**DIRECTION:** In the listing below, locate the lines that hold the string "также". Copy those lines.

**TASK INPUTS:**
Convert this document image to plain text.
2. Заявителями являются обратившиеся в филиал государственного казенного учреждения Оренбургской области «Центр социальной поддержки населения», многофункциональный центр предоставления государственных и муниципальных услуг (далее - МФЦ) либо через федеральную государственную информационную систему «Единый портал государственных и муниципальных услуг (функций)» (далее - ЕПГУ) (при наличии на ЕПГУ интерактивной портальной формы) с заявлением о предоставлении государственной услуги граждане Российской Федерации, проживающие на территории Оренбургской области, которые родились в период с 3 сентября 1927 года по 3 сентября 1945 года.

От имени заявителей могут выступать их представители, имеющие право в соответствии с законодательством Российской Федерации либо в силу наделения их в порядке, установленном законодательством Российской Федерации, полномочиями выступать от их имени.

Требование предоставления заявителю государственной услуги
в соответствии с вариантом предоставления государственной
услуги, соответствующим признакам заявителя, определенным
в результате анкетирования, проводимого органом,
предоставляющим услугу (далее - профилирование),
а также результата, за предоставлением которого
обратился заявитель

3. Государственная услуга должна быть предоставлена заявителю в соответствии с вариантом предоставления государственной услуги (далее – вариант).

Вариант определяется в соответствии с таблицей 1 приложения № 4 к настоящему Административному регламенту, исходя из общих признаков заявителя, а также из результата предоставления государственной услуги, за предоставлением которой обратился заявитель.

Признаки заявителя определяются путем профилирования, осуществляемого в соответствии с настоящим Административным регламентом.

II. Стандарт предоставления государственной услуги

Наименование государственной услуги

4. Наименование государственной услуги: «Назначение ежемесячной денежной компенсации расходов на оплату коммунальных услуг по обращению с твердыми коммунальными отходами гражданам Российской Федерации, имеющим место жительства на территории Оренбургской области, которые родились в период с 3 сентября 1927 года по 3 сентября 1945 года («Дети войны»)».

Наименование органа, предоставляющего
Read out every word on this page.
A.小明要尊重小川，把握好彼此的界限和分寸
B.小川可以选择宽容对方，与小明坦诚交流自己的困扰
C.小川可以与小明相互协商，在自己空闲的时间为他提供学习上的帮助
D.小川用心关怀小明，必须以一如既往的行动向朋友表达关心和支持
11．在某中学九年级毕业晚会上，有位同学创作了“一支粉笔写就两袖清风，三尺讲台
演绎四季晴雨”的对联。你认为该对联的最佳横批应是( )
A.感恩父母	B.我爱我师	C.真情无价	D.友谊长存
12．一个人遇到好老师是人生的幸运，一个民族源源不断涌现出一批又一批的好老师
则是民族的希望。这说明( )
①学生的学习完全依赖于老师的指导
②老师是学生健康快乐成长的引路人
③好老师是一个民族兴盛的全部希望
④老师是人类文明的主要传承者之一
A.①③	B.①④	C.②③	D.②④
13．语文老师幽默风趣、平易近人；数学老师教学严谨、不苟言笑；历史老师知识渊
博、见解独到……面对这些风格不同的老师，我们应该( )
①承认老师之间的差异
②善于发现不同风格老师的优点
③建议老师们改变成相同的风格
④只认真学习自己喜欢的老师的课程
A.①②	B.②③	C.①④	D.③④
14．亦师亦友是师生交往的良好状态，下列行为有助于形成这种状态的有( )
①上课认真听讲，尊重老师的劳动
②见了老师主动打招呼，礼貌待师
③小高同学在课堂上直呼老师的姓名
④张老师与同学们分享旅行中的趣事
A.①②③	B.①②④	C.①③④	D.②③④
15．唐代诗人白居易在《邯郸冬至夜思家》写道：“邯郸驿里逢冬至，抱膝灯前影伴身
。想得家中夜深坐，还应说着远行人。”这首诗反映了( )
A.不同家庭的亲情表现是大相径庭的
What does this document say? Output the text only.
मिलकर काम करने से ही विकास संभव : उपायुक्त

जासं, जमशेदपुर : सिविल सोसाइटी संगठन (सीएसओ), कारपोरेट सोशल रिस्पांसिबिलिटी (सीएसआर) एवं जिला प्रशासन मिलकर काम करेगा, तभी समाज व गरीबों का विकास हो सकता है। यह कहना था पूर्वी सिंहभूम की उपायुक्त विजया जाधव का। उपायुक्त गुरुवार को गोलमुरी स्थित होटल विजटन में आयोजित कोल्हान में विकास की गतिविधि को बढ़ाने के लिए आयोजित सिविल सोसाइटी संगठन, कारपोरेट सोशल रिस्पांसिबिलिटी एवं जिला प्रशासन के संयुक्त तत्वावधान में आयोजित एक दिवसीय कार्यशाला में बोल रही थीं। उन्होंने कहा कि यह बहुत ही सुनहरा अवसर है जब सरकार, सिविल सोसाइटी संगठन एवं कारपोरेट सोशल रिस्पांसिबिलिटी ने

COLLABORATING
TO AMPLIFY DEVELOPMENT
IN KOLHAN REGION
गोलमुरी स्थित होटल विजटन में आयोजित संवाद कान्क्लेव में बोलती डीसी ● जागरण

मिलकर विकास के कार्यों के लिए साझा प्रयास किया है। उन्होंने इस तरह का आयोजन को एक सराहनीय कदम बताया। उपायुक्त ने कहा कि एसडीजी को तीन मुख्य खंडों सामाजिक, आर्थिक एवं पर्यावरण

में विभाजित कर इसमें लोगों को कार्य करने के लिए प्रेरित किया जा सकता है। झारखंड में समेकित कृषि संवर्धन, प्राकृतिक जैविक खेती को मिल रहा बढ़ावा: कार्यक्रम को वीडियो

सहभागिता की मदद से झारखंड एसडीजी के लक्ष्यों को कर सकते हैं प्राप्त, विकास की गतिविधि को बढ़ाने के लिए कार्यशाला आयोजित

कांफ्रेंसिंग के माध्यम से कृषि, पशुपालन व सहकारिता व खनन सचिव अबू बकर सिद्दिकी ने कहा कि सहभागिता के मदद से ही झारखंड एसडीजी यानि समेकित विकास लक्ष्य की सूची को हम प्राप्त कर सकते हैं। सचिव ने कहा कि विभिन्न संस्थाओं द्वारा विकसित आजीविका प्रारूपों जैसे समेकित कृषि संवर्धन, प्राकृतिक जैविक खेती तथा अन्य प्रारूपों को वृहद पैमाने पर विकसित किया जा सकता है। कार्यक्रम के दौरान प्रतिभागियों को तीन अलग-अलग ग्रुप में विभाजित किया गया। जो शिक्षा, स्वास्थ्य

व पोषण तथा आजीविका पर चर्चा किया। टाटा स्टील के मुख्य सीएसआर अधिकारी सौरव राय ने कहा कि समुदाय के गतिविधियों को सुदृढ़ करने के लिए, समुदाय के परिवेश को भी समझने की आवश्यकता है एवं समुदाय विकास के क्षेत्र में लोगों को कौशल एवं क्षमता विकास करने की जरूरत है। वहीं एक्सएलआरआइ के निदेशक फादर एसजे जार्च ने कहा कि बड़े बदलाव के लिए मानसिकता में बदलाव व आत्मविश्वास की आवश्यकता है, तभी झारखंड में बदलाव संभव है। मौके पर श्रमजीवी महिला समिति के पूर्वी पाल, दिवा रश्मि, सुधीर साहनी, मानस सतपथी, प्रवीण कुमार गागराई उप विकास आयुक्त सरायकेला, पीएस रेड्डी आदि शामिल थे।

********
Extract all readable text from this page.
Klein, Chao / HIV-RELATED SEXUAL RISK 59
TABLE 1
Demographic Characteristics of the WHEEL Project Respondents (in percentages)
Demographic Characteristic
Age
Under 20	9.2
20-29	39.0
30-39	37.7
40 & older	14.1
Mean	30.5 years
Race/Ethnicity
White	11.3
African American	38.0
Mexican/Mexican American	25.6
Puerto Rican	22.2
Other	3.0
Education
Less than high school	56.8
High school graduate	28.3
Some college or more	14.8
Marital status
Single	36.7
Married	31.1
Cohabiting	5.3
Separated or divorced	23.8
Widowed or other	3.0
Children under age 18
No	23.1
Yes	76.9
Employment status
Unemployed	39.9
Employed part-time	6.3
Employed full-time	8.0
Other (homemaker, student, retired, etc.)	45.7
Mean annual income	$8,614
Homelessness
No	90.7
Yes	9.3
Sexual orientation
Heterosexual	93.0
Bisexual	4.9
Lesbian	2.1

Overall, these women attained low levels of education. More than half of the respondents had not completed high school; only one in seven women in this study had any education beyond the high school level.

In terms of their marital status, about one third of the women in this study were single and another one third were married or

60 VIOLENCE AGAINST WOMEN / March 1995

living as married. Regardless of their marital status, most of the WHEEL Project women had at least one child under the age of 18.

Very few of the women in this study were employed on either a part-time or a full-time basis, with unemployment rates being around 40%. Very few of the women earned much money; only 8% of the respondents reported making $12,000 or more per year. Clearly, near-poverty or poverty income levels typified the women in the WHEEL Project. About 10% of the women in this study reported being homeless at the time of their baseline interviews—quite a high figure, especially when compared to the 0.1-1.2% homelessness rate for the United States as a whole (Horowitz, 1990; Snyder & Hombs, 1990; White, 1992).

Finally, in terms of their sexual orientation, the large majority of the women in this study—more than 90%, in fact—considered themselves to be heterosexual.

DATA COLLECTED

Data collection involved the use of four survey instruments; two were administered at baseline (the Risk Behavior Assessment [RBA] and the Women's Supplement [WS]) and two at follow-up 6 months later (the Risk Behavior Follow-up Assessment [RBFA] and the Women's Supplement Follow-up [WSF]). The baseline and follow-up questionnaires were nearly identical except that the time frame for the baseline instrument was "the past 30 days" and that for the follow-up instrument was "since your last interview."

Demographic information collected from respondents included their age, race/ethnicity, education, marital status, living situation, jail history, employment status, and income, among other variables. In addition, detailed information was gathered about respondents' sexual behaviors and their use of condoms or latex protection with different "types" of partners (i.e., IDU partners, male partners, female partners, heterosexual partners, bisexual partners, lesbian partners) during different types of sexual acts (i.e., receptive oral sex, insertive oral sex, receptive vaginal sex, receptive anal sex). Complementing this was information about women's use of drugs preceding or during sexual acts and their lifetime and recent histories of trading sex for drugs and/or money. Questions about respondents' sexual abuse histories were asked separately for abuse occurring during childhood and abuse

**SOLUTION BELOW:**
а также результата, за предоставлением которого
Вариант определяется в соответствии с таблицей 1 приложения № 4 к настоящему Административному регламенту, исходя из общих признаков заявителя, а также из результата предоставления государственной услуги, за предоставлением которой обратился заявитель.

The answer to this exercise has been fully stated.